### DATASET ENTRIES
** Start **

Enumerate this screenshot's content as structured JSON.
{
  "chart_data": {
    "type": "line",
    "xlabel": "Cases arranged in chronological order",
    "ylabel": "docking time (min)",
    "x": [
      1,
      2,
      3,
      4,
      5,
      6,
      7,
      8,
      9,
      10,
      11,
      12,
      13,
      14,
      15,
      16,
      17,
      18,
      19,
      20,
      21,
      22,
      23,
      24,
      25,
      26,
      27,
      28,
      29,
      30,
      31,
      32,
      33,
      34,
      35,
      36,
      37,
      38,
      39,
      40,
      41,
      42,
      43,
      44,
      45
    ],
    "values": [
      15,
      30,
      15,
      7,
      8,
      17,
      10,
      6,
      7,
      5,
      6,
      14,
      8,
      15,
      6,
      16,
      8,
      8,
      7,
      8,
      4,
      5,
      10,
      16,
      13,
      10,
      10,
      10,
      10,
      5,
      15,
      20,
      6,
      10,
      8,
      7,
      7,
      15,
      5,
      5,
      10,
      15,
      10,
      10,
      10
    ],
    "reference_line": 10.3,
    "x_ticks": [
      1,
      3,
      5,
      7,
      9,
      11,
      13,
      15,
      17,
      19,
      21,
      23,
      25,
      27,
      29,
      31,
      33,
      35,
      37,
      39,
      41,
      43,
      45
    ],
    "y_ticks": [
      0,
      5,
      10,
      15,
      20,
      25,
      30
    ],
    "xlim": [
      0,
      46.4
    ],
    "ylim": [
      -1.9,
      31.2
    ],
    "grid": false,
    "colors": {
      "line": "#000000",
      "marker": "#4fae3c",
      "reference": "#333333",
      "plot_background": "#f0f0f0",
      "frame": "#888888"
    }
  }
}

** End **

### STATED PROBLEM
Restate the listing above word for word.

### EXERCISE RESULT
Enumerate this screenshot's content as structured JSON.
{
  "chart_data": {
    "type": "line",
    "xlabel": "Cases arranged in chronological order",
    "ylabel": "docking time (min)",
    "x": [
      1,
      2,
      3,
      4,
      5,
      6,
      7,
      8,
      9,
      10,
      11,
      12,
      13,
      14,
      15,
      16,
      17,
      18,
      19,
      20,
      21,
      22,
      23,
      24,
      25,
      26,
      27,
      28,
      29,
      30,
      31,
      32,
      33,
      34,
      35,
      36,
      37,
      38,
      39,
      40,
      41,
      42,
      43,
      44,
      45
    ],
    "values": [
      15,
      30,
      15,
      7,
      8,
      17,
      10,
      6,
      7,
      5,
      6,
      14,
      8,
      15,
      6,
      16,
      8,
      8,
      7,
      8,
      4,
      5,
      10,
      16,
      13,
      10,
      10,
      10,
      10,
      5,
      15,
      20,
      6,
      10,
      8,
      7,
      7,
      15,
      5,
      5,
      10,
      15,
      10,
      10,
      10
    ],
    "reference_line": 10.3,
    "x_ticks": [
      1,
      3,
      5,
      7,
      9,
      11,
      13,
      15,
      17,
      19,
      21,
      23,
      25,
      27,
      29,
      31,
      33,
      35,
      37,
      39,
      41,
      43,
      45
    ],
    "y_ticks": [
      0,
      5,
      10,
      15,
      20,
      25,
      30
    ],
    "xlim": [
      0,
      46.4
    ],
    "ylim": [
      -1.9,
      31.2
    ],
    "grid": false,
    "colors": {
      "line": "#000000",
      "marker": "#4fae3c",
      "reference": "#333333",
      "plot_background": "#f0f0f0",
      "frame": "#888888"
    }
  }
}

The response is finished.